# GIVEN TASK
Look through the material below. Copy each line that contains the string "xlabel".

# SUPPLIED RECORDS
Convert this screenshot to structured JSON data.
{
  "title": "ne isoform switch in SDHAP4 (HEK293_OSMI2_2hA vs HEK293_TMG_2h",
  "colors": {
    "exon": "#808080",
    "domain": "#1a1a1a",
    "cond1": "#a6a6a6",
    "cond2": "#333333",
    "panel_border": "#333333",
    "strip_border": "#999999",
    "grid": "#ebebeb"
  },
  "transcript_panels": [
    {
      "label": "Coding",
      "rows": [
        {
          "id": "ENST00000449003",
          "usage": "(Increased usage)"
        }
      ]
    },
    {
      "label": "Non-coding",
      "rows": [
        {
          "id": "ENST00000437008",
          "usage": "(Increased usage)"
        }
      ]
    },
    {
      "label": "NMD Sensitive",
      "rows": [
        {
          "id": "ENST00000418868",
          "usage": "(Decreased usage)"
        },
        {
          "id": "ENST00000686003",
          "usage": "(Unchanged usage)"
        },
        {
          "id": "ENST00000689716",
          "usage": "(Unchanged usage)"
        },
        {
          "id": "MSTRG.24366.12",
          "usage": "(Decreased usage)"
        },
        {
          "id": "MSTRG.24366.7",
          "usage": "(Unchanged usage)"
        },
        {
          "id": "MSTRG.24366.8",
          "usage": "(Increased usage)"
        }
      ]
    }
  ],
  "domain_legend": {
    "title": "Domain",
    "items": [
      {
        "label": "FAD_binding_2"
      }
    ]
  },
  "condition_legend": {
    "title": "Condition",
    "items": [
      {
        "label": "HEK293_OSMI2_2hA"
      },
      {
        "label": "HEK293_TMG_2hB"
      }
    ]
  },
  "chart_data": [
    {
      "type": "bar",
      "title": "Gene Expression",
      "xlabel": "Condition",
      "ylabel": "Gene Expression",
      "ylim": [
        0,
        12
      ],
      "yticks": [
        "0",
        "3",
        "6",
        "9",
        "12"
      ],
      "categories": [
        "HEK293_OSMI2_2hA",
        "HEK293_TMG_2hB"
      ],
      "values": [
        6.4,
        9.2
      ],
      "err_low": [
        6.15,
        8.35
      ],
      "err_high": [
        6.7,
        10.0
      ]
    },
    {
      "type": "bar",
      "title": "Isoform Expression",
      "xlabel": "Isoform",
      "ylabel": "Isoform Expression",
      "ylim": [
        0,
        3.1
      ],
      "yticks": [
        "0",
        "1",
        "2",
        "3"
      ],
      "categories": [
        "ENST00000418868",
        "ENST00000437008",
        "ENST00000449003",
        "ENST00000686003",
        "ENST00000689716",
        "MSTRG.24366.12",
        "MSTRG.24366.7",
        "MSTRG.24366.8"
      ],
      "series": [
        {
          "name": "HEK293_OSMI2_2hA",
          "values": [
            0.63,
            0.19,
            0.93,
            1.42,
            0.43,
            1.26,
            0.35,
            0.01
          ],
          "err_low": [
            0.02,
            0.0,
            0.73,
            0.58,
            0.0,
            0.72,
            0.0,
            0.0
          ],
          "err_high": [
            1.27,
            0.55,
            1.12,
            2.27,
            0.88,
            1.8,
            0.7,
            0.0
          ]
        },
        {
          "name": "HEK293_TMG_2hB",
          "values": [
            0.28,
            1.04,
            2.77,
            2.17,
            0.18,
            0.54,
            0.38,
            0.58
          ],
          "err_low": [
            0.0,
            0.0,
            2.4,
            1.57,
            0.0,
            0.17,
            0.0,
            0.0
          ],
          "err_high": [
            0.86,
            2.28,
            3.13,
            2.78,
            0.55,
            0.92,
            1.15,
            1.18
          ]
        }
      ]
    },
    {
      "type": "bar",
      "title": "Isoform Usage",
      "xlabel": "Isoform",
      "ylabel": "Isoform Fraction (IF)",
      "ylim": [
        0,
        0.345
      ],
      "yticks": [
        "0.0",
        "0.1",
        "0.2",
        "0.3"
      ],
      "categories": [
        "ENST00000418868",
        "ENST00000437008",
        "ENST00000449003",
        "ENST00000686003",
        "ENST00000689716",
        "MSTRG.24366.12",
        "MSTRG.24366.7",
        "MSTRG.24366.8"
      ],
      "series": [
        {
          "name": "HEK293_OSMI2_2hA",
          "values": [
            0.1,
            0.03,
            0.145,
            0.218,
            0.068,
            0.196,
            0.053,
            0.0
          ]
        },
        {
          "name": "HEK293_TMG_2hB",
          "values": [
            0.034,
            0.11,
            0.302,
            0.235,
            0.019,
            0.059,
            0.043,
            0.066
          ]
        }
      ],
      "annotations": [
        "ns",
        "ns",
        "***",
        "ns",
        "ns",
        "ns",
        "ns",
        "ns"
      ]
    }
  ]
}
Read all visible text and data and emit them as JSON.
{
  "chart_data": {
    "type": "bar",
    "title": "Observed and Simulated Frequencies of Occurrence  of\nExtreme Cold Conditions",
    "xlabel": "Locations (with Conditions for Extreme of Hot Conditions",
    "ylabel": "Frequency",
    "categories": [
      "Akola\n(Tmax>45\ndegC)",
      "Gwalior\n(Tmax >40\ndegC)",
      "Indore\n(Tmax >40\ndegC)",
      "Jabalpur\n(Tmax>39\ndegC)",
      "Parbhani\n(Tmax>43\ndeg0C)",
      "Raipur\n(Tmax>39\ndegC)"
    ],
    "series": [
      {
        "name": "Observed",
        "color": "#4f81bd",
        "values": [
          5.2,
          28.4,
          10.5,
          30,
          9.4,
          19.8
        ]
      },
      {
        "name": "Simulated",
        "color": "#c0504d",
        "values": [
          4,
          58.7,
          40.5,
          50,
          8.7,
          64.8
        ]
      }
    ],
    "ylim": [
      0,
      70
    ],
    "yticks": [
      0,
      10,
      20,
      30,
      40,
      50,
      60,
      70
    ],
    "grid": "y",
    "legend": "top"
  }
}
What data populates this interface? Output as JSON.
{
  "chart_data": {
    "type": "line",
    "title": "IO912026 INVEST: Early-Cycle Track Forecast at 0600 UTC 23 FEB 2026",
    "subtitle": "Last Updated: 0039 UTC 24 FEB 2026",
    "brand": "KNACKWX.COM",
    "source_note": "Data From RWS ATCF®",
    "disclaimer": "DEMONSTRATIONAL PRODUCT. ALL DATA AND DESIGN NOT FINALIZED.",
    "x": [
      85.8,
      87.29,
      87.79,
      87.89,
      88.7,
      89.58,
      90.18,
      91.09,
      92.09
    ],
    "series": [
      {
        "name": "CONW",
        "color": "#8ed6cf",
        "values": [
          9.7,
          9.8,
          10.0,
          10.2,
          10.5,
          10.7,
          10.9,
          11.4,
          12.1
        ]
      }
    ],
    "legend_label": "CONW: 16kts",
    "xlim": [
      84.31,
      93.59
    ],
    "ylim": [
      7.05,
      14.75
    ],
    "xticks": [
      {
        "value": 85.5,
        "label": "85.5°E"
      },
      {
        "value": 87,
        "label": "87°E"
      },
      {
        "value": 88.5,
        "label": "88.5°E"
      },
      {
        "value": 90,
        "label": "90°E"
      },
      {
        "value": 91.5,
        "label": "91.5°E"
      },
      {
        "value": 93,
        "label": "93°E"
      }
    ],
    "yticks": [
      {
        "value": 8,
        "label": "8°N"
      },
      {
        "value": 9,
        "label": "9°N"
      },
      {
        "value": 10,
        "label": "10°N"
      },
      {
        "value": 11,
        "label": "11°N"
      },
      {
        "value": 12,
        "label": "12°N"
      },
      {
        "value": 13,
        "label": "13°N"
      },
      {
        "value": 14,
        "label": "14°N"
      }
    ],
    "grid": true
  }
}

# WORKED ANSWER
      "xlabel": "Condition",
      "xlabel": "Isoform",
      "xlabel": "Isoform",
    "xlabel": "Locations (with Conditions for Extreme of Hot Conditions",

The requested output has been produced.